** Start SUPPLIED MATERIAL **

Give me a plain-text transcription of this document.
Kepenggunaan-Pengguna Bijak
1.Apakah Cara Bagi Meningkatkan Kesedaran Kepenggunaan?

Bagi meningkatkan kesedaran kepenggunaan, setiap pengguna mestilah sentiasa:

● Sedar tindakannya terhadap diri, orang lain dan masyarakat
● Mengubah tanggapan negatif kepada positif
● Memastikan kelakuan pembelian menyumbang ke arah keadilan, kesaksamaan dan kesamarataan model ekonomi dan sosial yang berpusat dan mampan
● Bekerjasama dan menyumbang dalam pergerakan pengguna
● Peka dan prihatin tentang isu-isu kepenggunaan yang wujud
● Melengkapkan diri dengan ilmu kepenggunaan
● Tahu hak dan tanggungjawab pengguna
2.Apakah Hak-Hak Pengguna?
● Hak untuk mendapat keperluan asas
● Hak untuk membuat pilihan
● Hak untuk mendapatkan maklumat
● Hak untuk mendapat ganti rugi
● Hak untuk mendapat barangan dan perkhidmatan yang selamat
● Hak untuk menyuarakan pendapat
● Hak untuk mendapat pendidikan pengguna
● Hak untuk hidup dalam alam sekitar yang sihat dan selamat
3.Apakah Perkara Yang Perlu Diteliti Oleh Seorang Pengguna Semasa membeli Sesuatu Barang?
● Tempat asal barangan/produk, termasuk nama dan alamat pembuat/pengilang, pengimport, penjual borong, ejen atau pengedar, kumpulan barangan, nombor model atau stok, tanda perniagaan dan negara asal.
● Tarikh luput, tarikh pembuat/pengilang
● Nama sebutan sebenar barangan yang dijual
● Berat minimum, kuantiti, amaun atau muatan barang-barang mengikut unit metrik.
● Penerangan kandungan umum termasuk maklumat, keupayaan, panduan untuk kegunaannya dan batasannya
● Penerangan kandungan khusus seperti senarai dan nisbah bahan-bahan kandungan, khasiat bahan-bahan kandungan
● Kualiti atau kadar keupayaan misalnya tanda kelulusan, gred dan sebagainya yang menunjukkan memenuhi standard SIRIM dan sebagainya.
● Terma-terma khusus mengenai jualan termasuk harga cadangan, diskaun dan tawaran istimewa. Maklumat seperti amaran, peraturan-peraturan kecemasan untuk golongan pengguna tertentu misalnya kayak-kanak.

** End SUPPLIED MATERIAL **
** Start SUPPLIED MATERIAL **

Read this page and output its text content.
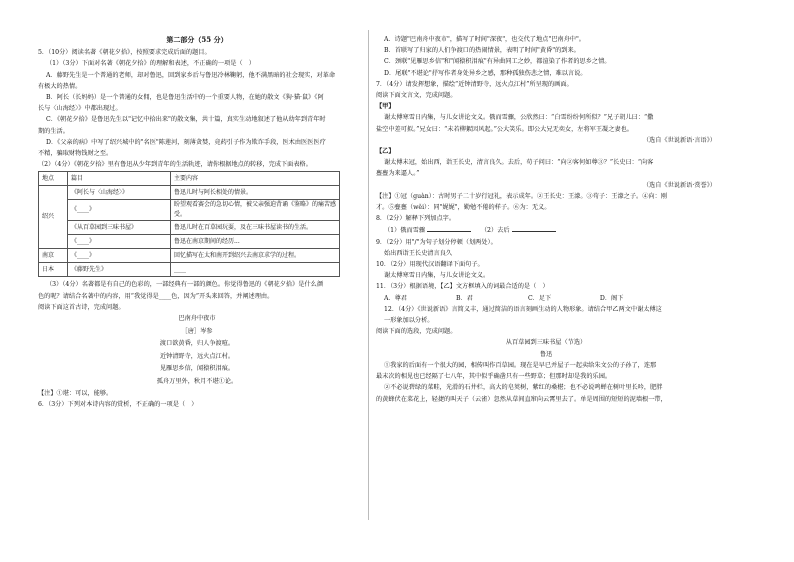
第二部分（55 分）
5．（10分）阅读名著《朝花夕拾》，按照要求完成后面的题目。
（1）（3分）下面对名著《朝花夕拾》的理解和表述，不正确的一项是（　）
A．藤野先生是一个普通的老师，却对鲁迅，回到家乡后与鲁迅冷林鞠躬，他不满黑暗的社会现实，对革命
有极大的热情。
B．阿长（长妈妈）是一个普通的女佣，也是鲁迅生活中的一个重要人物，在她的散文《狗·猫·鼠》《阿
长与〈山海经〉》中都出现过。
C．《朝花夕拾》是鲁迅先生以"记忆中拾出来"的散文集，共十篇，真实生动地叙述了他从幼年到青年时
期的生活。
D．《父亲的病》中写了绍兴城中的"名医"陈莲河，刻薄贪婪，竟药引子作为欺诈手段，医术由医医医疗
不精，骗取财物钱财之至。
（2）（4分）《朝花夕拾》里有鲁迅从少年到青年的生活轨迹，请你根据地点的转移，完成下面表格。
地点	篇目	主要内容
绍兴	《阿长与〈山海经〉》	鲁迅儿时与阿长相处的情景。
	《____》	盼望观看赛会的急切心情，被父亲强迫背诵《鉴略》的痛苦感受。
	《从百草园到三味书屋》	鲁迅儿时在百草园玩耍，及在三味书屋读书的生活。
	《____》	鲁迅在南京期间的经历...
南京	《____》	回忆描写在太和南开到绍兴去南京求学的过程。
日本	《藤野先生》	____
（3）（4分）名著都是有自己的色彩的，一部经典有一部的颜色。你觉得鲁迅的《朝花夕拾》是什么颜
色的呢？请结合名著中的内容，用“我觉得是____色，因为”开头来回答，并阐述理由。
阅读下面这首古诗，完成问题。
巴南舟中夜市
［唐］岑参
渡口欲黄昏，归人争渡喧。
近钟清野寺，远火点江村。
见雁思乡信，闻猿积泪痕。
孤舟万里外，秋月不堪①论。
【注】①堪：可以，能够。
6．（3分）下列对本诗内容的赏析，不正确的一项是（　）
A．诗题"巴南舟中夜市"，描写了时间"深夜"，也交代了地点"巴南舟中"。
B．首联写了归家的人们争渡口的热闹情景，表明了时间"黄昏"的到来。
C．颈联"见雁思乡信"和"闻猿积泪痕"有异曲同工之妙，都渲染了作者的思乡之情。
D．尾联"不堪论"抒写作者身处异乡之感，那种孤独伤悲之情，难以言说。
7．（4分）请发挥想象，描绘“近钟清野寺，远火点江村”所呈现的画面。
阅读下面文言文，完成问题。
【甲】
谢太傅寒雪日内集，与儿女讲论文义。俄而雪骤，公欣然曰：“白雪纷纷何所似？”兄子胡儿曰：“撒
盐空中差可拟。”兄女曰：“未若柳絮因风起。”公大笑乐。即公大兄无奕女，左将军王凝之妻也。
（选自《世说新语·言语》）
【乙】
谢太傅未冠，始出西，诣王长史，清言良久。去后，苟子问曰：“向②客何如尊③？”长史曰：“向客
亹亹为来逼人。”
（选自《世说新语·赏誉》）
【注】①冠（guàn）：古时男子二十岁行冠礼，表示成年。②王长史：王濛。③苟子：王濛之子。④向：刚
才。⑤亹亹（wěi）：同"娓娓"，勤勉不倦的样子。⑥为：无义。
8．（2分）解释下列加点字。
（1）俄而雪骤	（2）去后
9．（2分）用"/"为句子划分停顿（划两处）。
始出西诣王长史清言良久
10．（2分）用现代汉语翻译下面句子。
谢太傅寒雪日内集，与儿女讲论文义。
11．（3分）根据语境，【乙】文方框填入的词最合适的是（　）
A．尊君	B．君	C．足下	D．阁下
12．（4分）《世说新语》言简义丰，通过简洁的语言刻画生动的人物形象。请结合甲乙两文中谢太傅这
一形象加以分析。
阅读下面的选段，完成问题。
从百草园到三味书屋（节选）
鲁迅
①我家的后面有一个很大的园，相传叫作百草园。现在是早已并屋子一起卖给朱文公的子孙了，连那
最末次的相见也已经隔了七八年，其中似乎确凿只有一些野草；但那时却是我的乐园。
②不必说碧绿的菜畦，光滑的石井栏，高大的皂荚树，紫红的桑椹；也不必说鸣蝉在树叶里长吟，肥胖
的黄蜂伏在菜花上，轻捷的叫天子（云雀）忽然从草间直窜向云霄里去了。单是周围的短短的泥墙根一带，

** End SUPPLIED MATERIAL **
** Start SUPPLIED MATERIAL **

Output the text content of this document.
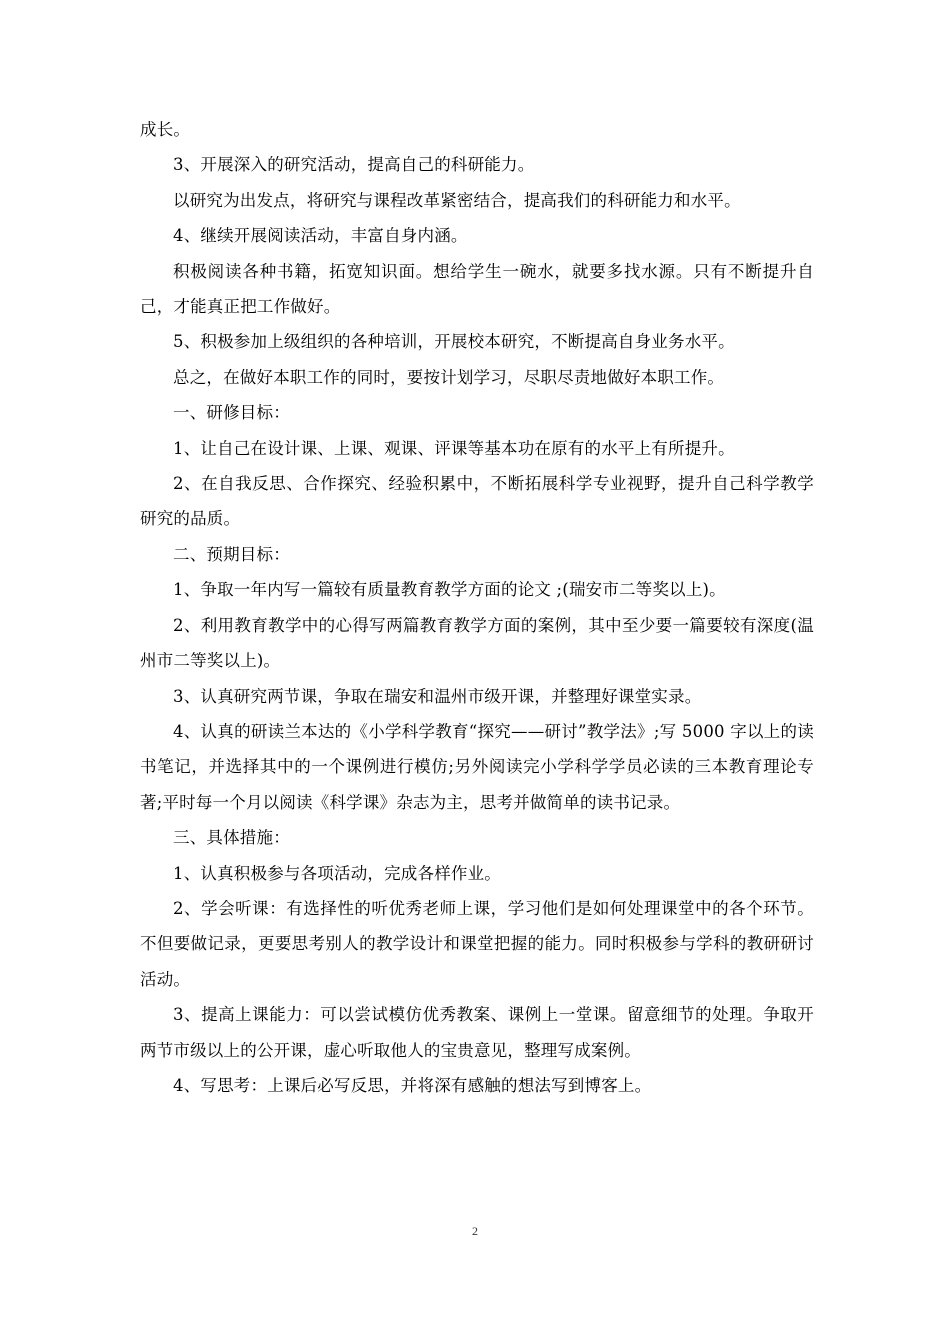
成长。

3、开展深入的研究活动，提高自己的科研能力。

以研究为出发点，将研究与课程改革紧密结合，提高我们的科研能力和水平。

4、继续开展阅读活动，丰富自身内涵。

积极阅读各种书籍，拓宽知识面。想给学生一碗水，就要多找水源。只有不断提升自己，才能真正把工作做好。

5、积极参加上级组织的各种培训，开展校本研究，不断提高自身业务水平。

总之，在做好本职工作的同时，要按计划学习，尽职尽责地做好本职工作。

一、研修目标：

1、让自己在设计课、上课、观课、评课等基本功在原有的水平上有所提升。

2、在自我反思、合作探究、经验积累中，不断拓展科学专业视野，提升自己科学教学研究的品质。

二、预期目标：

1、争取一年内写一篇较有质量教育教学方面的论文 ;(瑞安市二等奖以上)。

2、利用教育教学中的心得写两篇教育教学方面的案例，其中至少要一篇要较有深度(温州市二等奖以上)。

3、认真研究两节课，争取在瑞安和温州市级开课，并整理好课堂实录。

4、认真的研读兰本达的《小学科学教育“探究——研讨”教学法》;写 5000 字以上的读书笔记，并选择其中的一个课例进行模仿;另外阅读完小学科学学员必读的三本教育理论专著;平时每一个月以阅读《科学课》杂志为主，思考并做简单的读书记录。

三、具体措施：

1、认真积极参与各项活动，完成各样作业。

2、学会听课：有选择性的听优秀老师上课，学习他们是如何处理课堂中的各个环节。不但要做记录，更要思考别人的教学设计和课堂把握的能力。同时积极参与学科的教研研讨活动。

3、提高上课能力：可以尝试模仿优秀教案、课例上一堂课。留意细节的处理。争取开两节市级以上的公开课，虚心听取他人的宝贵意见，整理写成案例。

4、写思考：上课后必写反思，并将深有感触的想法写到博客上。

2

** End SUPPLIED MATERIAL **

▶ **THE TASK**
Go through the records. Copy each line where "近钟清野寺" appears.

▶ **OUTPUT BELOW**
近钟清野寺，远火点江村。
7．（4分）请发挥想象，描绘“近钟清野寺，远火点江村”所呈现的画面。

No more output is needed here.